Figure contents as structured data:

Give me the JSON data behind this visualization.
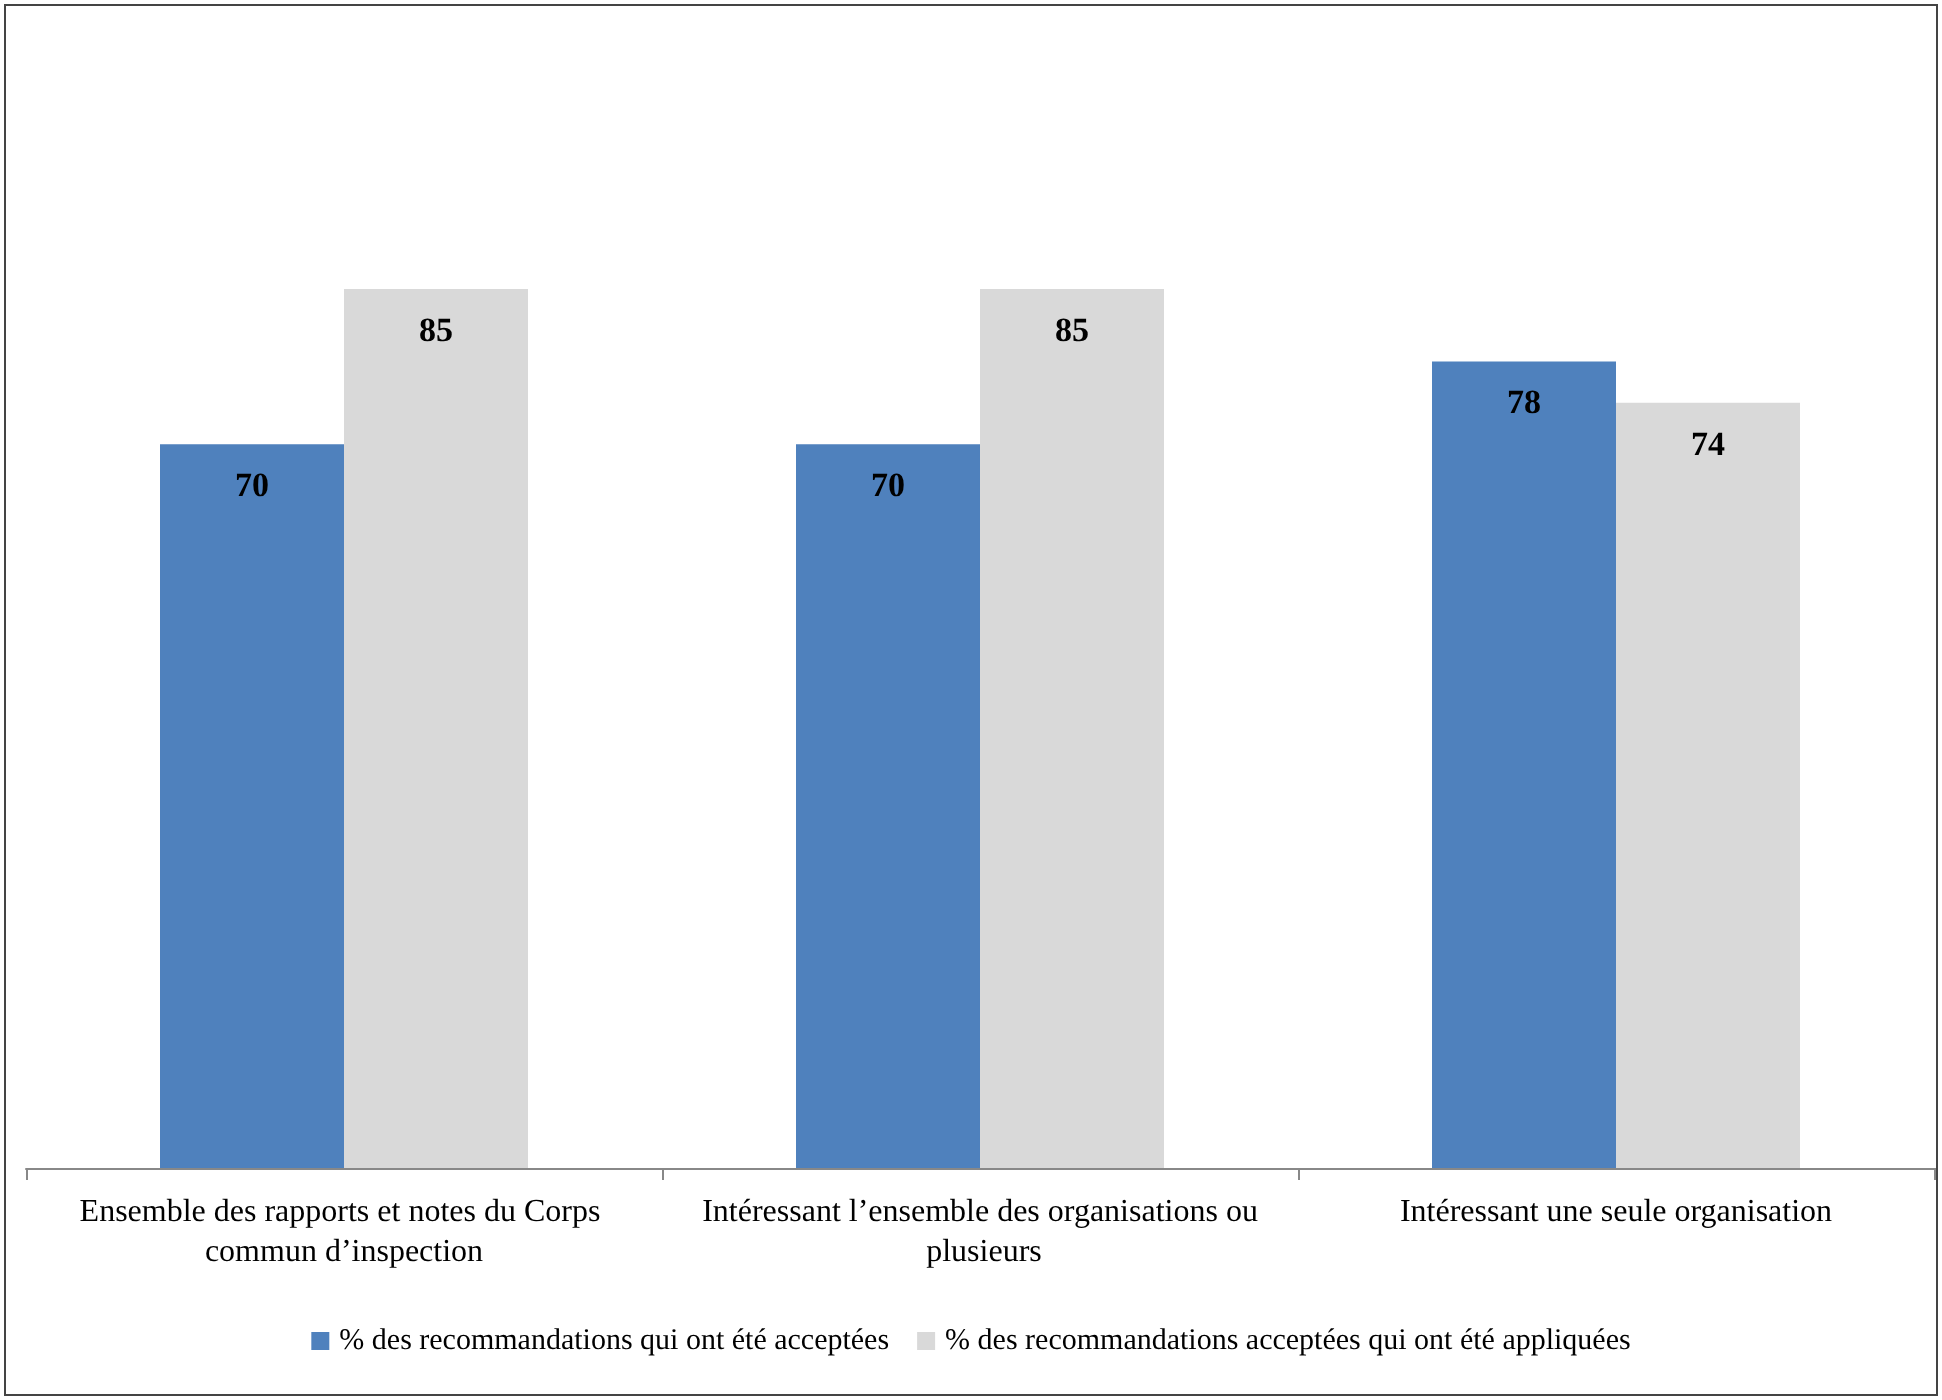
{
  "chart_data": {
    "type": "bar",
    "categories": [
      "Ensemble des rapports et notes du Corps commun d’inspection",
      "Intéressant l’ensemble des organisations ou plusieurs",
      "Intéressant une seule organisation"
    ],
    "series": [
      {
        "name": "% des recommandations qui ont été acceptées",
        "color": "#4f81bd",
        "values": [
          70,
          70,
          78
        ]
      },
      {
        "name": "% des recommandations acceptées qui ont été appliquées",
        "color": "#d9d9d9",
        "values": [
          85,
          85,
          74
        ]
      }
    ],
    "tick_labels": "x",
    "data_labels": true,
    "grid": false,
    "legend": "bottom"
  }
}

• Objective
The records above should be reproduced exactly, with no pictures included.

• Response
Give me the JSON data behind this visualization.
{
  "chart_data": {
    "type": "bar",
    "categories": [
      "Ensemble des rapports et notes du Corps commun d’inspection",
      "Intéressant l’ensemble des organisations ou plusieurs",
      "Intéressant une seule organisation"
    ],
    "series": [
      {
        "name": "% des recommandations qui ont été acceptées",
        "color": "#4f81bd",
        "values": [
          70,
          70,
          78
        ]
      },
      {
        "name": "% des recommandations acceptées qui ont été appliquées",
        "color": "#d9d9d9",
        "values": [
          85,
          85,
          74
        ]
      }
    ],
    "tick_labels": "x",
    "data_labels": true,
    "grid": false,
    "legend": "bottom"
  }
}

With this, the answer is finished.